§ Dataset excerpts:
========================
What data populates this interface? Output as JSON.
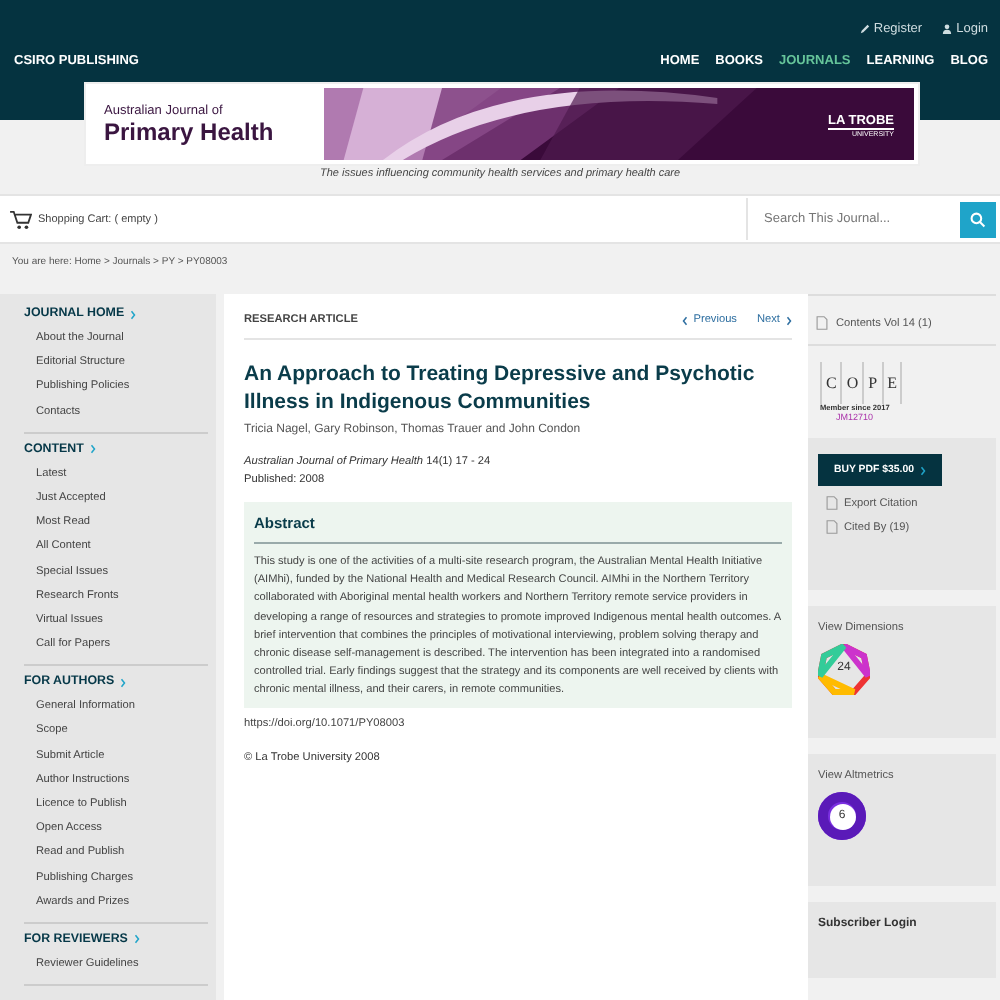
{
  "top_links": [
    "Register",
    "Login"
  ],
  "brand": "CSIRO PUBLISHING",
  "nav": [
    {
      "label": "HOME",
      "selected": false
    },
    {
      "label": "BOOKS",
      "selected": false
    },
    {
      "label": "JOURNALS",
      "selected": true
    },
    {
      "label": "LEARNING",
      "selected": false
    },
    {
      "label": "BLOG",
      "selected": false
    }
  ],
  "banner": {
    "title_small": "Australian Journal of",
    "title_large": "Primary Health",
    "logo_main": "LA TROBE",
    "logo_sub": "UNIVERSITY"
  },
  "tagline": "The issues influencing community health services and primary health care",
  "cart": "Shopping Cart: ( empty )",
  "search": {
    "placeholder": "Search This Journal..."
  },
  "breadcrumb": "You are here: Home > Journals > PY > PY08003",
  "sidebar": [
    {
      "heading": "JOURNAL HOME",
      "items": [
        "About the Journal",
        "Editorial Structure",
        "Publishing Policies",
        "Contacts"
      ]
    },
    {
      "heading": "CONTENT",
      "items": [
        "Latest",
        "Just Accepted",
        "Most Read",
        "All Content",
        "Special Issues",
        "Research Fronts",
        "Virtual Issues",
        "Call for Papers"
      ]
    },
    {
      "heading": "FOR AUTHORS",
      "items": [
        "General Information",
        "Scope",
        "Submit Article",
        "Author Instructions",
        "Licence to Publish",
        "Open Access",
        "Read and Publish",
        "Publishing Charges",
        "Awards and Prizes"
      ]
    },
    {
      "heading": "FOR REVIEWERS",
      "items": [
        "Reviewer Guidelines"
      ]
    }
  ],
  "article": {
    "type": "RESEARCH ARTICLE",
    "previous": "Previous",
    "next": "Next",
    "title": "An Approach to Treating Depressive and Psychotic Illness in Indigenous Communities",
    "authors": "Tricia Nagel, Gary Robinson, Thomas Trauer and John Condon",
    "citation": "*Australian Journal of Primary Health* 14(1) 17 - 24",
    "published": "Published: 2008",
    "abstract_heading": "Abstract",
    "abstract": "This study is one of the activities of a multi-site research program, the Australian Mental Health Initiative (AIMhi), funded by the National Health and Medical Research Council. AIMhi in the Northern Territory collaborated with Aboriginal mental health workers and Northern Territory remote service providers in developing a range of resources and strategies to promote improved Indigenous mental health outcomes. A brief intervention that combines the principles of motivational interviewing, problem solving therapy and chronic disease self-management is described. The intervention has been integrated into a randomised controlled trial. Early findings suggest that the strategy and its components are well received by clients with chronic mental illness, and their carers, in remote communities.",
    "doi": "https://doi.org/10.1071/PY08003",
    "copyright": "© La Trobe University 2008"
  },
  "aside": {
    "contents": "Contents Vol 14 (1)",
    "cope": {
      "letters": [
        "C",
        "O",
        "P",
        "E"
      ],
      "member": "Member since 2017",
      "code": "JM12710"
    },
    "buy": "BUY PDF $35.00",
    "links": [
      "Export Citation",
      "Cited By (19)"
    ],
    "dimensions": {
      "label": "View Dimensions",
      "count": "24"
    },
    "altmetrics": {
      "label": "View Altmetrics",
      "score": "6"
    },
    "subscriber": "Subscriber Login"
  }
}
========================
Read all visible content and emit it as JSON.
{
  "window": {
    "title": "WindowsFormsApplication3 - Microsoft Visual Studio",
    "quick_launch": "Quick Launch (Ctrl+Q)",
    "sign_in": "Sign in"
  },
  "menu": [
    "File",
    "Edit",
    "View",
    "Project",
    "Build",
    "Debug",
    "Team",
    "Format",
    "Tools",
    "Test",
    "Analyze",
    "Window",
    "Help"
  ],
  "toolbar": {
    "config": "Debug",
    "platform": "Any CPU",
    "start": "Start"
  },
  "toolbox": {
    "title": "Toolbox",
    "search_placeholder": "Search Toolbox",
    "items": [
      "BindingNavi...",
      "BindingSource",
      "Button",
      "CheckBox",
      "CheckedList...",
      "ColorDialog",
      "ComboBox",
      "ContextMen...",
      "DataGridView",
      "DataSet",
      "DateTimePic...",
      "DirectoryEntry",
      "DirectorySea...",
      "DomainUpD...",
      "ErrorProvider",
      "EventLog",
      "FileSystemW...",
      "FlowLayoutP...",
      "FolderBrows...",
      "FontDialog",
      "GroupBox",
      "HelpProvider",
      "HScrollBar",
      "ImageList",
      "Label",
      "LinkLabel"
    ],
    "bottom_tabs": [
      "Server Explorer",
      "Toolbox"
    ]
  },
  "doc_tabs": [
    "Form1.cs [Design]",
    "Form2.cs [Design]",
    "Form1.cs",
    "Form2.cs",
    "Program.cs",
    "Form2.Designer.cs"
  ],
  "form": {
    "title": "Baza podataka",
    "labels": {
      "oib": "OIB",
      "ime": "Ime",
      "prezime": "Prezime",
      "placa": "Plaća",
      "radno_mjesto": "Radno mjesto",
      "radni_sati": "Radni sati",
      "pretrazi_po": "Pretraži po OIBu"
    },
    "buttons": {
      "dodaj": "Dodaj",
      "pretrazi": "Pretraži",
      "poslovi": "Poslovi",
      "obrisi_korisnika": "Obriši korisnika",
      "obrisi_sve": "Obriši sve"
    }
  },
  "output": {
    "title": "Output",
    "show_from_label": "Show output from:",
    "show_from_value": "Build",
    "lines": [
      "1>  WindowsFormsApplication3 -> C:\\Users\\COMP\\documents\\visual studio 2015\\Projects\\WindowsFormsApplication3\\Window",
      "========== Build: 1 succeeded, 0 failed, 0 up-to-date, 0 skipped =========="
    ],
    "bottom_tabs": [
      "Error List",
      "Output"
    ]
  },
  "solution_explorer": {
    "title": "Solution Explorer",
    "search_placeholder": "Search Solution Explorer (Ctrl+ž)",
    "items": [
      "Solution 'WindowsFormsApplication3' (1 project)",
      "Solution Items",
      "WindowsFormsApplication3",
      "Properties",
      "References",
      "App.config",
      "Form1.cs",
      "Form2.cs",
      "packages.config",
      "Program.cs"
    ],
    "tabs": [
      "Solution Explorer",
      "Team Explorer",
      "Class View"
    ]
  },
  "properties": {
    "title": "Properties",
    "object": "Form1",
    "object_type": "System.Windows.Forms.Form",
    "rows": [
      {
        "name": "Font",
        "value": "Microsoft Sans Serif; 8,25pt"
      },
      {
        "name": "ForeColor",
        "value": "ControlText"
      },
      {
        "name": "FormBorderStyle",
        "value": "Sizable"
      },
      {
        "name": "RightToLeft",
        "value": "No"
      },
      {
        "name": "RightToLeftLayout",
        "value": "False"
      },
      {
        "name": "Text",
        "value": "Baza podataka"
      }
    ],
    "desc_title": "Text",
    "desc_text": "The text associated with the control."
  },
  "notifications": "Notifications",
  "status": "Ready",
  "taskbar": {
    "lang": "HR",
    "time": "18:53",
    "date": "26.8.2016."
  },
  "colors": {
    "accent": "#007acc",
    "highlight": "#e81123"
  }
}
========================
§ WHAT THE EXERCISE ASKS:
Where does the word "Login" appear? Return each line that holds it.

§ RESULT OF THE EXERCISE:
    "Login"
    "subscriber": "Subscriber Login"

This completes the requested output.